Exercise task
Locate the string "자기소개서" in the records below. Copy every line where it occurs.

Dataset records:
=-=-=
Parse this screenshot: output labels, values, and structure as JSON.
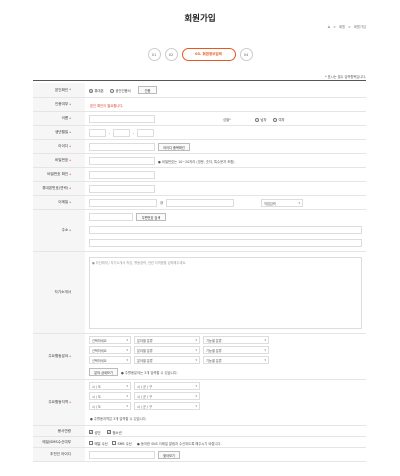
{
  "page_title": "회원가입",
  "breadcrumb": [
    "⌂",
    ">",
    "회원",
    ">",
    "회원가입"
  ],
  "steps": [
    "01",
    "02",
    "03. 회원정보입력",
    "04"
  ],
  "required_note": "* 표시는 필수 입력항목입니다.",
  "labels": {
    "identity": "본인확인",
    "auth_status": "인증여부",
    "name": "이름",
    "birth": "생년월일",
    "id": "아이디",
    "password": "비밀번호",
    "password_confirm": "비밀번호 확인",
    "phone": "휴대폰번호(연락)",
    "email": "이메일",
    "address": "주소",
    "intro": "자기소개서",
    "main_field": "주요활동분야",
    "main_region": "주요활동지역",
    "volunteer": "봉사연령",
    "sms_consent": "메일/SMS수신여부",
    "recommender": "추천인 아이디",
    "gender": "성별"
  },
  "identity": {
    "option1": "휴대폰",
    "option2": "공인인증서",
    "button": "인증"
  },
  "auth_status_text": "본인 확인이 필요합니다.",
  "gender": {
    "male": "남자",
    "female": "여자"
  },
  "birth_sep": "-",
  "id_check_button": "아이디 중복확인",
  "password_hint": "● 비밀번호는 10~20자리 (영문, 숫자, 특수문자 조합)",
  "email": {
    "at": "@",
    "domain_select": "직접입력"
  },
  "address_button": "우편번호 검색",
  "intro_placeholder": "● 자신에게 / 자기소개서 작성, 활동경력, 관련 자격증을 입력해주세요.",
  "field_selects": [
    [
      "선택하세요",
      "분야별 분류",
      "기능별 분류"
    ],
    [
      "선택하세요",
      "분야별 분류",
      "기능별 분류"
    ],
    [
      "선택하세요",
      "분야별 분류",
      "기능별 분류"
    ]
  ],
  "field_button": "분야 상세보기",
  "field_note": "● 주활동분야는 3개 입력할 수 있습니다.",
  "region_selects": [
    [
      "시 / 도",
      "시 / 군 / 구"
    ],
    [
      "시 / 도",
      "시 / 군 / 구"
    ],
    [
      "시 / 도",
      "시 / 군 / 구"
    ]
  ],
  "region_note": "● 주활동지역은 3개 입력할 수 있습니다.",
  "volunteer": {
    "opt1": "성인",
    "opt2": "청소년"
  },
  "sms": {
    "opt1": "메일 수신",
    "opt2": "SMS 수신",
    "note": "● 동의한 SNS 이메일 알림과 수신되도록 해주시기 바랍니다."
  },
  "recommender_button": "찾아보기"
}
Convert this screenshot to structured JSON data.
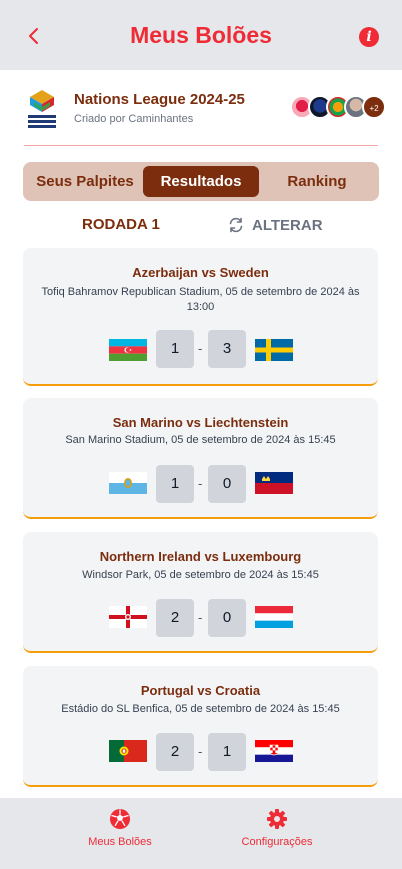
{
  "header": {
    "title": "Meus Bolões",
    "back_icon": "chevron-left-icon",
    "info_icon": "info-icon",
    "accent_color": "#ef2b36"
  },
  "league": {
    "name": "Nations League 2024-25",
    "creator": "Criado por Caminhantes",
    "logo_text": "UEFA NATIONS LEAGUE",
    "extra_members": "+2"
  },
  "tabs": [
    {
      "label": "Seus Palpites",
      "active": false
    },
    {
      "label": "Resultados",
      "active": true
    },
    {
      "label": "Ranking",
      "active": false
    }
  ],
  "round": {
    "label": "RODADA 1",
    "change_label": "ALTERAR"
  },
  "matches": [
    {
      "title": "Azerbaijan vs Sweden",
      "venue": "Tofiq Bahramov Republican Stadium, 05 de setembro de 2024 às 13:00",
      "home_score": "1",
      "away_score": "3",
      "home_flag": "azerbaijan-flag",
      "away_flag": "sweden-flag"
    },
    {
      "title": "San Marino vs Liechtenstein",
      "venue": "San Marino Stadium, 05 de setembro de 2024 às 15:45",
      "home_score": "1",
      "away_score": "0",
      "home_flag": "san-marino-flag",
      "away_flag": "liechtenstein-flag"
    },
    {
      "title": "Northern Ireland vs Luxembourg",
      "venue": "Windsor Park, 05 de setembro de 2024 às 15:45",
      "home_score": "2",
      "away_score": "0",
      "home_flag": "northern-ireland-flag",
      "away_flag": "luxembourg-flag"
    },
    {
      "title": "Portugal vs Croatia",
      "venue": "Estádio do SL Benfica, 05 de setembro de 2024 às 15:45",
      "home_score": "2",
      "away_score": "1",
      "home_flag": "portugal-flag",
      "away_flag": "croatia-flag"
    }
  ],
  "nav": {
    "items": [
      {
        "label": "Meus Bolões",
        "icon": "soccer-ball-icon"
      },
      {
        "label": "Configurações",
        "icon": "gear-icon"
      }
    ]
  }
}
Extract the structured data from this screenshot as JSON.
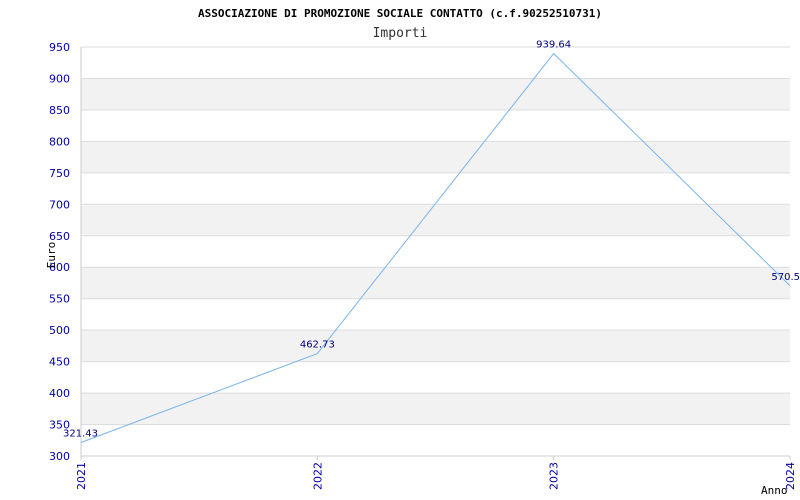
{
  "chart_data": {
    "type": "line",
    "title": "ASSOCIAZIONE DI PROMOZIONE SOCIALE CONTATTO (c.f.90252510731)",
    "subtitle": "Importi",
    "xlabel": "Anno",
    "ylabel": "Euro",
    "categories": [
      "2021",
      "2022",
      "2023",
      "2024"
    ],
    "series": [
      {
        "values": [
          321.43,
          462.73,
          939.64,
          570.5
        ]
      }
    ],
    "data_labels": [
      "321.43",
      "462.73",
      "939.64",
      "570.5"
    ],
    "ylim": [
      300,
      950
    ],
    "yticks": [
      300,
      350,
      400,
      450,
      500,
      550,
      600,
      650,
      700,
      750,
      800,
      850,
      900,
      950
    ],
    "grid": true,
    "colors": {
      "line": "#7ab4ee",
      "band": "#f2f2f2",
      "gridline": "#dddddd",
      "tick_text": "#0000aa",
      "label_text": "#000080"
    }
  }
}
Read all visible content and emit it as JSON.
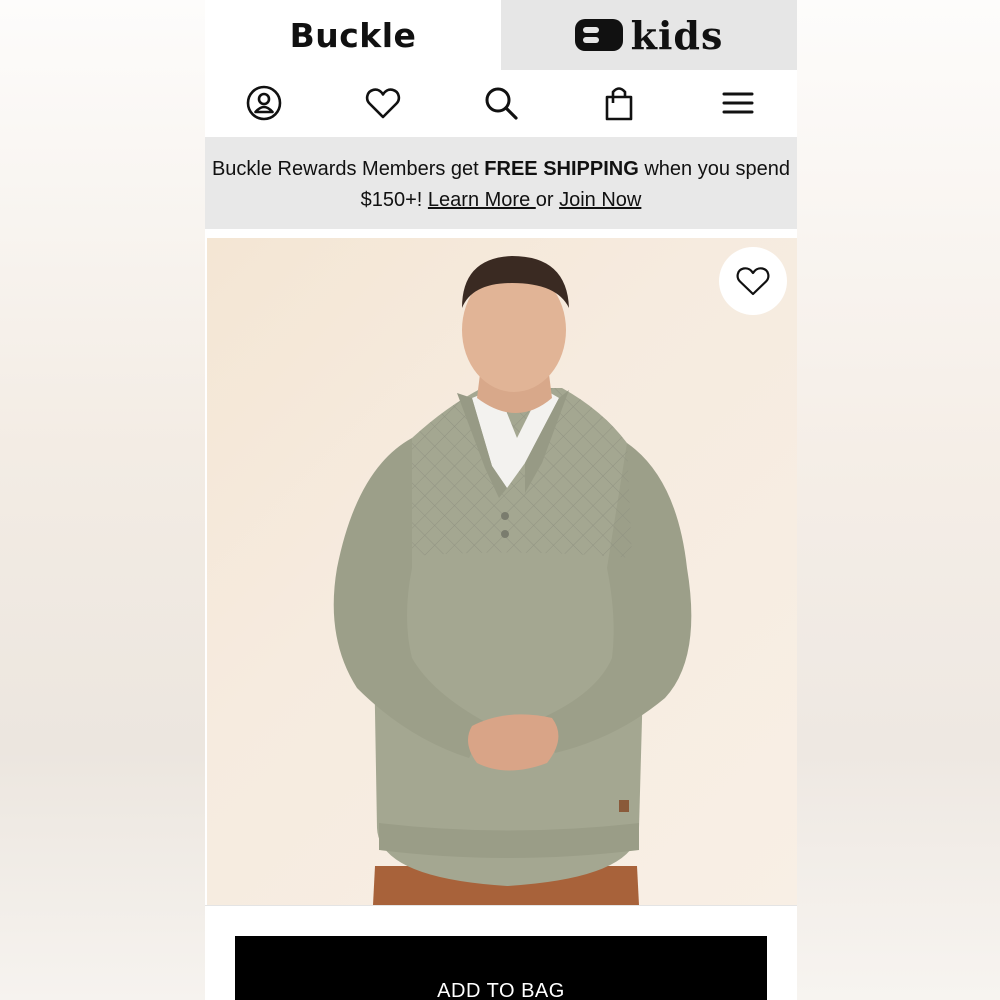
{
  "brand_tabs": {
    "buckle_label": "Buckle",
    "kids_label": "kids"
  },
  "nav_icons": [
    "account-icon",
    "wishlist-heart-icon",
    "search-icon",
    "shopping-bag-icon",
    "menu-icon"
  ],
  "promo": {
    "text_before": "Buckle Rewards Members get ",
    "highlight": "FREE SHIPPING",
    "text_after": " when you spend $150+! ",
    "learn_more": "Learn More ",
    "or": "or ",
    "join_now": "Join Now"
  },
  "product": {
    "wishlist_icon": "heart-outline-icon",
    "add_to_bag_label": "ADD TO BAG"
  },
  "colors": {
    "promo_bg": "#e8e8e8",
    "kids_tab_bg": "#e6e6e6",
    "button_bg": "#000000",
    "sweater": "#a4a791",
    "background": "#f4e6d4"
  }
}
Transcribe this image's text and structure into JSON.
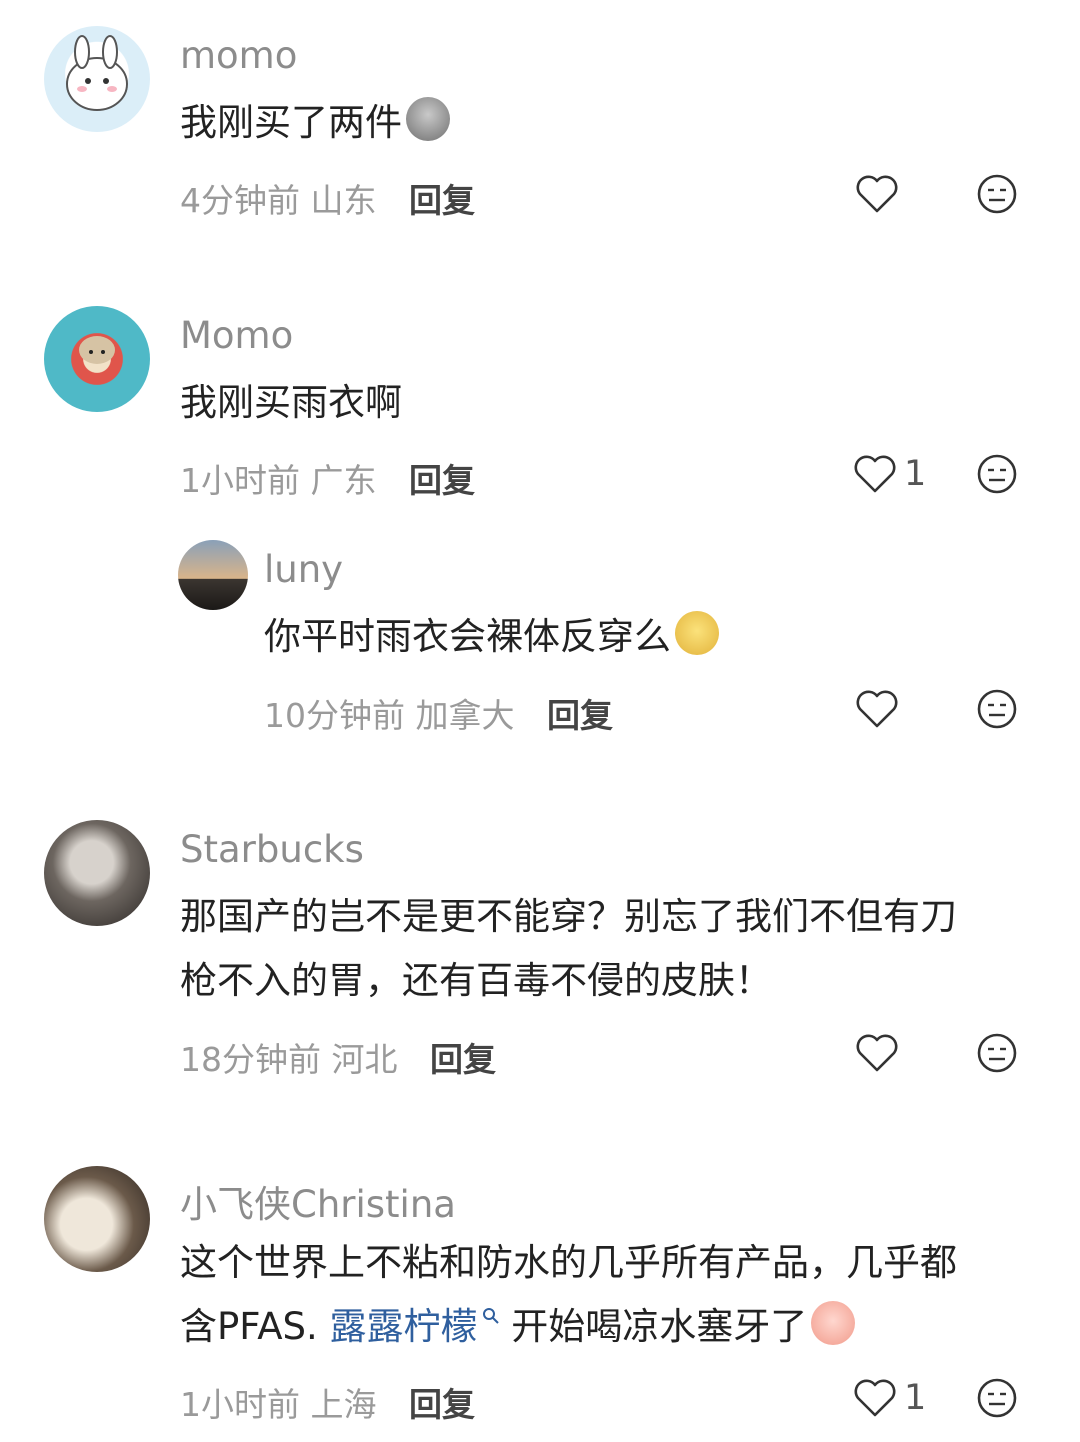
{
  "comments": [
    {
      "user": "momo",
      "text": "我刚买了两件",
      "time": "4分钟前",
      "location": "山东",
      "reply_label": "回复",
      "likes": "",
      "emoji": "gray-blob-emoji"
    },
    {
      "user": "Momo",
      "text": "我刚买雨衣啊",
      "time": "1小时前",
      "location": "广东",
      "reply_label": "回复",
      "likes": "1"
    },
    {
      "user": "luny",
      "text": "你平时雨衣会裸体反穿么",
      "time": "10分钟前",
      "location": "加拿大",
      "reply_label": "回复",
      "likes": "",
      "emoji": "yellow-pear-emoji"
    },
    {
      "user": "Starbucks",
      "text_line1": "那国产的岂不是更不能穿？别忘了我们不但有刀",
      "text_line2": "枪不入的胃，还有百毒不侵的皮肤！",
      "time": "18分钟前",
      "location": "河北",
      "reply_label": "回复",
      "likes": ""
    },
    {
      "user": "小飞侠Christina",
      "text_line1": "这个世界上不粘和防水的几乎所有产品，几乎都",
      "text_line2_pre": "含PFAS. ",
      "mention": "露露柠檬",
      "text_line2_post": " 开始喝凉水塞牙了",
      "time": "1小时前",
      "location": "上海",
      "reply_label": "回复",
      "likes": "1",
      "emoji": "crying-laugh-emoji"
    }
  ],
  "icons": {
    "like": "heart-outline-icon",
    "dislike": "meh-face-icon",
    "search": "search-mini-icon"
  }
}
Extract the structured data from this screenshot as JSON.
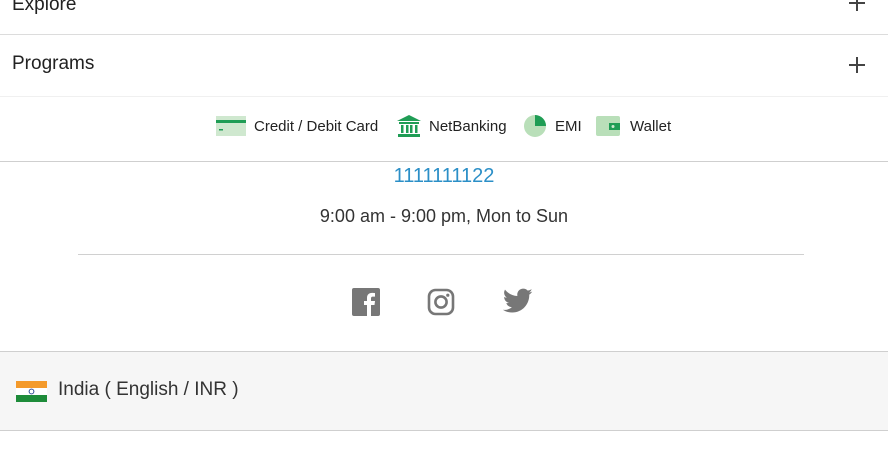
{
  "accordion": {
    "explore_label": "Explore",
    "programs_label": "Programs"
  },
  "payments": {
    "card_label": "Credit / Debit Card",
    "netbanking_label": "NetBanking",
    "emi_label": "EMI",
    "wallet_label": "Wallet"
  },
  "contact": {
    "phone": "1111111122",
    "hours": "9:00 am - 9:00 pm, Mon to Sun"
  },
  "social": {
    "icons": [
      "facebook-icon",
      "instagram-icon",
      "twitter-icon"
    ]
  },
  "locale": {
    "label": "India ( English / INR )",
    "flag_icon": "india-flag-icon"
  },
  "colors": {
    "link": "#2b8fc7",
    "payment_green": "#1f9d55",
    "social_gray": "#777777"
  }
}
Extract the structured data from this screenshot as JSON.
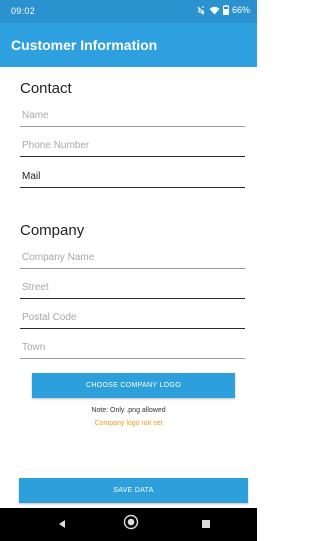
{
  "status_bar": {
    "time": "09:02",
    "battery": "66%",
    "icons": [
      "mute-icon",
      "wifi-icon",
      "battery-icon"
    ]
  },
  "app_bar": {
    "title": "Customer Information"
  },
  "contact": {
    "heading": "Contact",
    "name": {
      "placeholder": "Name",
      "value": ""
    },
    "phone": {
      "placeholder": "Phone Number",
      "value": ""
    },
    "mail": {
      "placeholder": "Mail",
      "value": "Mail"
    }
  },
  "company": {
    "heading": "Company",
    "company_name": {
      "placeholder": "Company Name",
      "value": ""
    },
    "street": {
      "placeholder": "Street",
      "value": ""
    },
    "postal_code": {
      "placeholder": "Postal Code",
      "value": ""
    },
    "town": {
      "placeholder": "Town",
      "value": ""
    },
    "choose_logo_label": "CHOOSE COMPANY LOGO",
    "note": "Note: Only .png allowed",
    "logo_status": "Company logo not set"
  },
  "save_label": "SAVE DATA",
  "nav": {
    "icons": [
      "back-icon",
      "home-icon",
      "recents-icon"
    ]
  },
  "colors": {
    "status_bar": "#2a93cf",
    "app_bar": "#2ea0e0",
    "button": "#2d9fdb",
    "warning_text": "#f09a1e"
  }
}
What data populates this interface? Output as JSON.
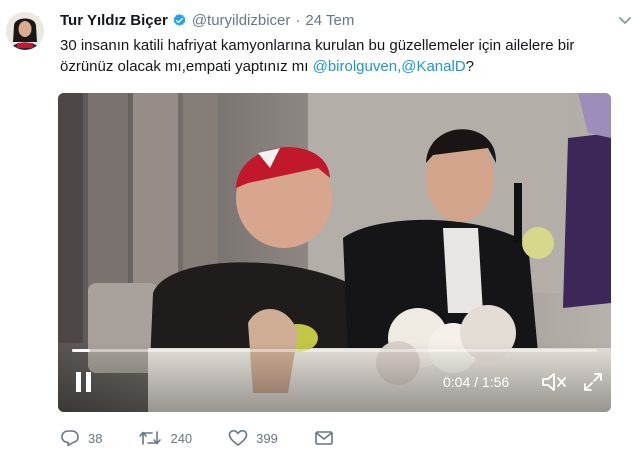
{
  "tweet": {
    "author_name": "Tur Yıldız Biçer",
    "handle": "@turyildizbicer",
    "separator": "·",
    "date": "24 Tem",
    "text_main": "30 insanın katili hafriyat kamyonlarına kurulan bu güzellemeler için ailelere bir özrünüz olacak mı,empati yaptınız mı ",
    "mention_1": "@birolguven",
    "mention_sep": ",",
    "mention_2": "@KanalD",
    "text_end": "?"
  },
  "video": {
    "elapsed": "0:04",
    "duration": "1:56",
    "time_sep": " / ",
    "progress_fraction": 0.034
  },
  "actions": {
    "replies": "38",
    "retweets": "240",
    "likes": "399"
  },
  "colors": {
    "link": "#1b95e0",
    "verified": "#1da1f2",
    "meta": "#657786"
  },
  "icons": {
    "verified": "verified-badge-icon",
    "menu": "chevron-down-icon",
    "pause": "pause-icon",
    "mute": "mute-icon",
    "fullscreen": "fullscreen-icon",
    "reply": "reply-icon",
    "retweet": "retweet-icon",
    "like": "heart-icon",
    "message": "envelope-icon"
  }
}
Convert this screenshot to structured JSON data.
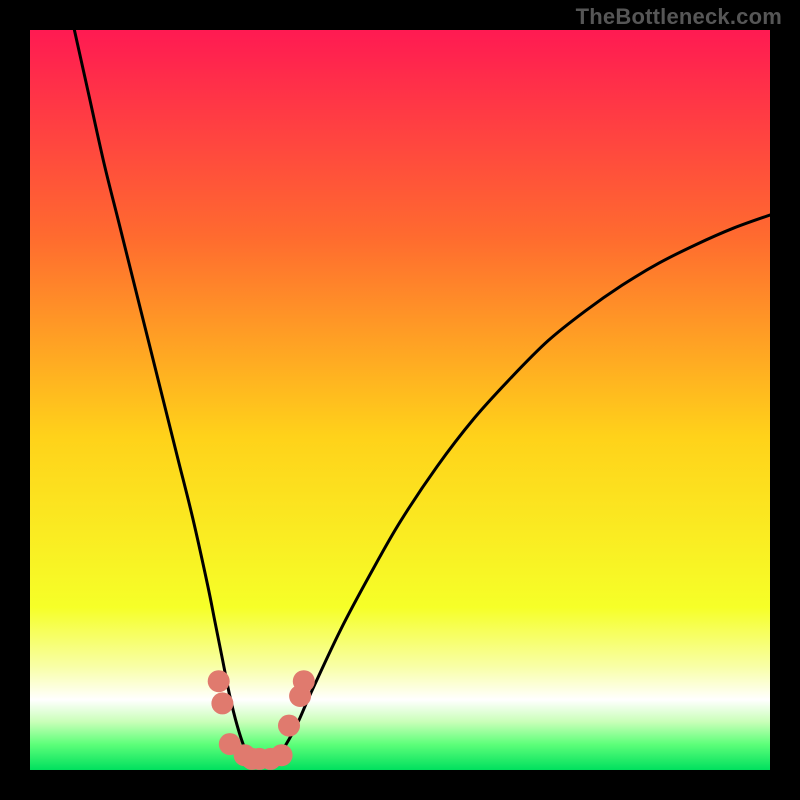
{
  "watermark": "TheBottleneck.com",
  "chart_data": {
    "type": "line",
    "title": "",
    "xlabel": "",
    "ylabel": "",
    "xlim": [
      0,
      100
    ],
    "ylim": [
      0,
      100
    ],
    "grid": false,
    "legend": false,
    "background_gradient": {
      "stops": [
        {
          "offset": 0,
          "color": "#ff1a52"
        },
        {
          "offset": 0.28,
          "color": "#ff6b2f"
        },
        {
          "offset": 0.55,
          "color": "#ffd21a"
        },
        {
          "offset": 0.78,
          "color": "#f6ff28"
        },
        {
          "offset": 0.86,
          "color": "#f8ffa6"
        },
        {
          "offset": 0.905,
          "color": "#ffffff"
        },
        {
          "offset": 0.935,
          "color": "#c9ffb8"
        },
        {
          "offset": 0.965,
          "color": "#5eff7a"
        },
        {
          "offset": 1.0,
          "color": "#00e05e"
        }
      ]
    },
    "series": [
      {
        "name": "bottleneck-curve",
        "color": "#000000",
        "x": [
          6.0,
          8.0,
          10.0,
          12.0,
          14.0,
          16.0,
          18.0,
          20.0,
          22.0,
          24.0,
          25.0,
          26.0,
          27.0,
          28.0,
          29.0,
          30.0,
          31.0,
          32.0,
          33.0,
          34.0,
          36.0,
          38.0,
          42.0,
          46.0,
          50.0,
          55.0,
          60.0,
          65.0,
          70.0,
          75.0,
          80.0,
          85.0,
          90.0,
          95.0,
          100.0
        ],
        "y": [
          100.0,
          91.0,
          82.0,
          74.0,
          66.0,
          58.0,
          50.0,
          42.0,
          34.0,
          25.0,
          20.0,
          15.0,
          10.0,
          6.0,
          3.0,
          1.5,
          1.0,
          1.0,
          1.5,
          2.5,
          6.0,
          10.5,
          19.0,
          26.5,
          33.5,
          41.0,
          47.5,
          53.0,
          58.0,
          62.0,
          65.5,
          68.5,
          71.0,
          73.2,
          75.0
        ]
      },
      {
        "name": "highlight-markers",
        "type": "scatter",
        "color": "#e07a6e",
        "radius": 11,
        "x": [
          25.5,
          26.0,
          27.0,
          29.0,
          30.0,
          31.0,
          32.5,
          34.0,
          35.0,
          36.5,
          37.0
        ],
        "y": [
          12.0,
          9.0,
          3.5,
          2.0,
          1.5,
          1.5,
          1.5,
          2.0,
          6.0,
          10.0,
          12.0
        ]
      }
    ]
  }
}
=-=-=
Answer to this problem
    "intro": "자기소개서",
  "intro_placeholder": "● 자신에게 / 자기소개서 작성, 활동경력, 관련 자격증을 입력해주세요.",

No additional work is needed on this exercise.